■ Exercise aim: Give only the number of lines in the records that include "this".

[Collected data]

Start of Block

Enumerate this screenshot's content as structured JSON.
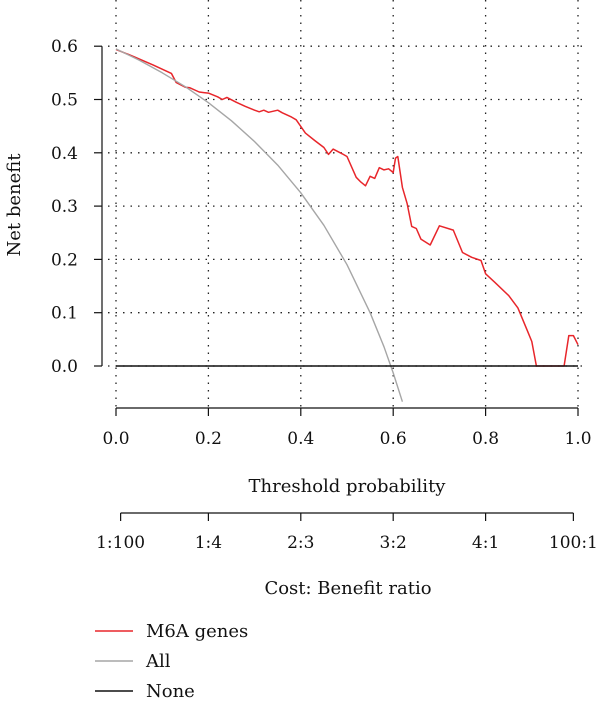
{
  "chart_data": {
    "type": "line",
    "xlabel": "Threshold probability",
    "ylabel": "Net benefit",
    "xlim": [
      0.0,
      1.0
    ],
    "ylim": [
      -0.08,
      0.65
    ],
    "x_ticks": [
      "0.0",
      "0.2",
      "0.4",
      "0.6",
      "0.8",
      "1.0"
    ],
    "y_ticks": [
      "0.0",
      "0.1",
      "0.2",
      "0.3",
      "0.4",
      "0.5",
      "0.6"
    ],
    "grid": true,
    "secondary_axis": {
      "label": "Cost: Benefit ratio",
      "positions": [
        0.01,
        0.2,
        0.4,
        0.6,
        0.8,
        0.99
      ],
      "tick_labels": [
        "1:100",
        "1:4",
        "2:3",
        "3:2",
        "4:1",
        "100:1"
      ]
    },
    "legend_position": "bottom-left",
    "series": [
      {
        "name": "M6A genes",
        "color": "#e8262b",
        "x": [
          0.0,
          0.04,
          0.08,
          0.12,
          0.13,
          0.15,
          0.16,
          0.18,
          0.19,
          0.2,
          0.22,
          0.23,
          0.24,
          0.26,
          0.28,
          0.3,
          0.31,
          0.32,
          0.33,
          0.35,
          0.36,
          0.38,
          0.39,
          0.41,
          0.43,
          0.45,
          0.46,
          0.47,
          0.49,
          0.5,
          0.52,
          0.53,
          0.54,
          0.55,
          0.56,
          0.57,
          0.58,
          0.59,
          0.6,
          0.605,
          0.61,
          0.62,
          0.63,
          0.64,
          0.65,
          0.66,
          0.68,
          0.7,
          0.73,
          0.75,
          0.77,
          0.79,
          0.8,
          0.82,
          0.85,
          0.87,
          0.89,
          0.9,
          0.91,
          0.97,
          0.98,
          0.99,
          1.0
        ],
        "y": [
          0.594,
          0.58,
          0.565,
          0.549,
          0.532,
          0.523,
          0.522,
          0.514,
          0.513,
          0.512,
          0.505,
          0.5,
          0.504,
          0.495,
          0.487,
          0.48,
          0.477,
          0.48,
          0.476,
          0.48,
          0.475,
          0.467,
          0.462,
          0.437,
          0.423,
          0.41,
          0.397,
          0.407,
          0.398,
          0.393,
          0.354,
          0.345,
          0.338,
          0.356,
          0.352,
          0.372,
          0.368,
          0.37,
          0.363,
          0.39,
          0.393,
          0.335,
          0.305,
          0.262,
          0.258,
          0.238,
          0.227,
          0.263,
          0.255,
          0.213,
          0.204,
          0.198,
          0.173,
          0.157,
          0.132,
          0.109,
          0.067,
          0.046,
          0.0,
          0.0,
          0.057,
          0.057,
          0.04
        ]
      },
      {
        "name": "All",
        "color": "#a6a6a6",
        "x": [
          0.0,
          0.05,
          0.1,
          0.15,
          0.2,
          0.25,
          0.3,
          0.35,
          0.4,
          0.45,
          0.5,
          0.55,
          0.58,
          0.6,
          0.62
        ],
        "y": [
          0.595,
          0.574,
          0.55,
          0.524,
          0.494,
          0.46,
          0.421,
          0.377,
          0.325,
          0.264,
          0.19,
          0.1,
          0.036,
          -0.013,
          -0.067
        ]
      },
      {
        "name": "None",
        "color": "#111111",
        "x": [
          0.0,
          1.0
        ],
        "y": [
          0.0,
          0.0
        ]
      }
    ]
  }
}
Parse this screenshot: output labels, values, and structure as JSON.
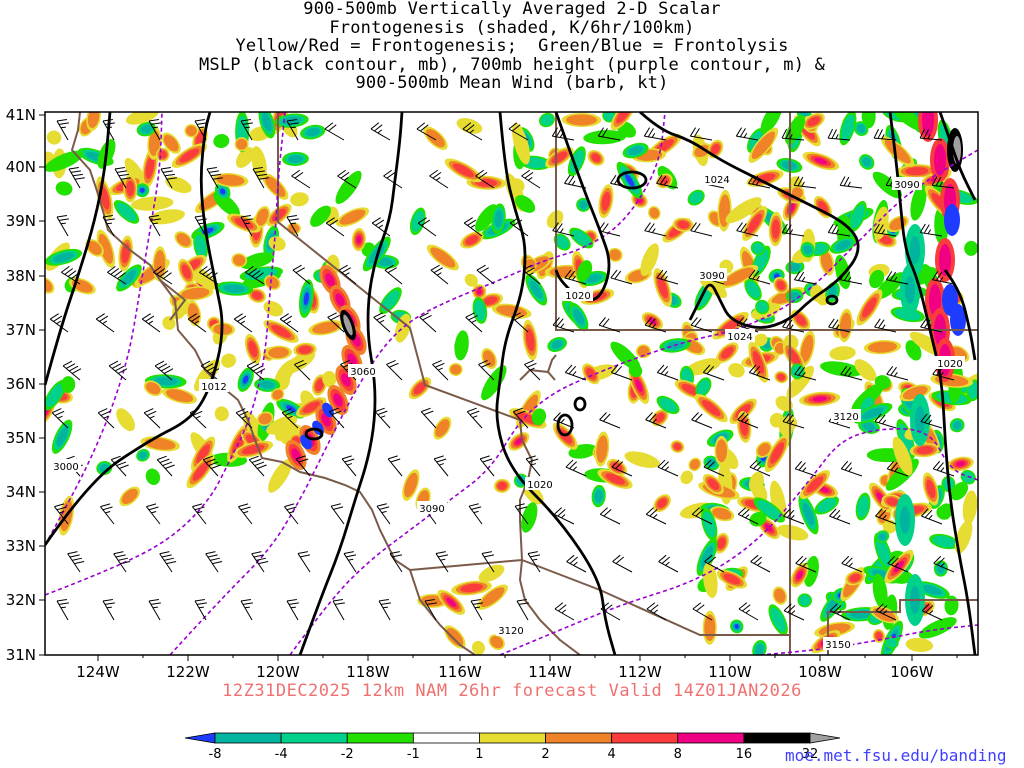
{
  "title_lines": [
    "900-500mb Vertically Averaged 2-D Scalar",
    "Frontogenesis (shaded, K/6hr/100km)",
    "Yellow/Red = Frontogenesis;  Green/Blue = Frontolysis",
    "MSLP (black contour, mb), 700mb height (purple contour, m) &",
    "900-500mb Mean Wind (barb, kt)"
  ],
  "subtitle": "12Z31DEC2025 12km NAM 26hr forecast Valid 14Z01JAN2026",
  "credit": "moe.met.fsu.edu/banding",
  "map": {
    "lon_labels": [
      "124W",
      "122W",
      "120W",
      "118W",
      "116W",
      "114W",
      "112W",
      "110W",
      "108W",
      "106W"
    ],
    "lat_labels": [
      "41N",
      "40N",
      "39N",
      "38N",
      "37N",
      "36N",
      "35N",
      "34N",
      "33N",
      "32N",
      "31N"
    ],
    "contour_labels": [
      {
        "text": "1012",
        "kind": "mslp"
      },
      {
        "text": "1020",
        "kind": "mslp"
      },
      {
        "text": "1020",
        "kind": "mslp"
      },
      {
        "text": "1024",
        "kind": "mslp"
      },
      {
        "text": "1024",
        "kind": "mslp"
      },
      {
        "text": "1020",
        "kind": "mslp"
      },
      {
        "text": "3000",
        "kind": "hgt"
      },
      {
        "text": "3060",
        "kind": "hgt"
      },
      {
        "text": "3090",
        "kind": "hgt"
      },
      {
        "text": "3090",
        "kind": "hgt"
      },
      {
        "text": "3090",
        "kind": "hgt"
      },
      {
        "text": "3120",
        "kind": "hgt"
      },
      {
        "text": "3120",
        "kind": "hgt"
      },
      {
        "text": "3150",
        "kind": "hgt"
      }
    ]
  },
  "colorbar": {
    "labels": [
      "-8",
      "-4",
      "-2",
      "-1",
      "1",
      "2",
      "4",
      "8",
      "16",
      "32"
    ],
    "colors": [
      "#1e3cff",
      "#00b4a0",
      "#00d28c",
      "#22e000",
      "#ffffff",
      "#e6dc32",
      "#f08228",
      "#fa3c3c",
      "#f00082",
      "#000000",
      "#a0a0a0"
    ]
  },
  "colors": {
    "mslp": "#000000",
    "height": "#9a00d0",
    "border": "#7a5a48",
    "subtitle": "#f07070",
    "credit": "#4040ff"
  }
}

End of Block

■ Solution to the exercise: 2